§ GIVEN DATA

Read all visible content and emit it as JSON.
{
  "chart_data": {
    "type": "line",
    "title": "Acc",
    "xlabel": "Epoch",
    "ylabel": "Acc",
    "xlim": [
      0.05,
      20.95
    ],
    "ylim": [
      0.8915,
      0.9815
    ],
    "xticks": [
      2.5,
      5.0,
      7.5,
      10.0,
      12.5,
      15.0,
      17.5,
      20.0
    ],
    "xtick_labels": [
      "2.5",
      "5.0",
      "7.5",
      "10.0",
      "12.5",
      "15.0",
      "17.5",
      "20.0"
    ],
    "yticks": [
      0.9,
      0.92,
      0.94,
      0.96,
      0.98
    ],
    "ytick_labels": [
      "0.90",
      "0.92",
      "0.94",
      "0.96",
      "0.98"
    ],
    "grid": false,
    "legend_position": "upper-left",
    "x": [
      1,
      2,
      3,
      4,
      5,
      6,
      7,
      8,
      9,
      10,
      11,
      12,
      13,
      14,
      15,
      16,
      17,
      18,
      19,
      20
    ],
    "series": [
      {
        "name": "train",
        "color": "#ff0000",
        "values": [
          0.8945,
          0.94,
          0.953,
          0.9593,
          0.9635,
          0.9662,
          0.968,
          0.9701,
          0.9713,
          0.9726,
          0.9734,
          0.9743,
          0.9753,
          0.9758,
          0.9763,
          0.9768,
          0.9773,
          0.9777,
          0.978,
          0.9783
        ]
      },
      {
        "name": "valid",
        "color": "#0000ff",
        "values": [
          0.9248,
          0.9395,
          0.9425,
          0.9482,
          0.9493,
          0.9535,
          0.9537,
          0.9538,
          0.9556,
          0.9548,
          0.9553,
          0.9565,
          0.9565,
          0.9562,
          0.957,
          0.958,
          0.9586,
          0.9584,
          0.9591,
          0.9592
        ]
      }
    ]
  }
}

§ EXERCISE OBJECTIVE
Set down the entries verbatim, leaving none out.

§ RESPONSE BELOW
Read all visible content and emit it as JSON.
{
  "chart_data": {
    "type": "line",
    "title": "Acc",
    "xlabel": "Epoch",
    "ylabel": "Acc",
    "xlim": [
      0.05,
      20.95
    ],
    "ylim": [
      0.8915,
      0.9815
    ],
    "xticks": [
      2.5,
      5.0,
      7.5,
      10.0,
      12.5,
      15.0,
      17.5,
      20.0
    ],
    "xtick_labels": [
      "2.5",
      "5.0",
      "7.5",
      "10.0",
      "12.5",
      "15.0",
      "17.5",
      "20.0"
    ],
    "yticks": [
      0.9,
      0.92,
      0.94,
      0.96,
      0.98
    ],
    "ytick_labels": [
      "0.90",
      "0.92",
      "0.94",
      "0.96",
      "0.98"
    ],
    "grid": false,
    "legend_position": "upper-left",
    "x": [
      1,
      2,
      3,
      4,
      5,
      6,
      7,
      8,
      9,
      10,
      11,
      12,
      13,
      14,
      15,
      16,
      17,
      18,
      19,
      20
    ],
    "series": [
      {
        "name": "train",
        "color": "#ff0000",
        "values": [
          0.8945,
          0.94,
          0.953,
          0.9593,
          0.9635,
          0.9662,
          0.968,
          0.9701,
          0.9713,
          0.9726,
          0.9734,
          0.9743,
          0.9753,
          0.9758,
          0.9763,
          0.9768,
          0.9773,
          0.9777,
          0.978,
          0.9783
        ]
      },
      {
        "name": "valid",
        "color": "#0000ff",
        "values": [
          0.9248,
          0.9395,
          0.9425,
          0.9482,
          0.9493,
          0.9535,
          0.9537,
          0.9538,
          0.9556,
          0.9548,
          0.9553,
          0.9565,
          0.9565,
          0.9562,
          0.957,
          0.958,
          0.9586,
          0.9584,
          0.9591,
          0.9592
        ]
      }
    ]
  }
}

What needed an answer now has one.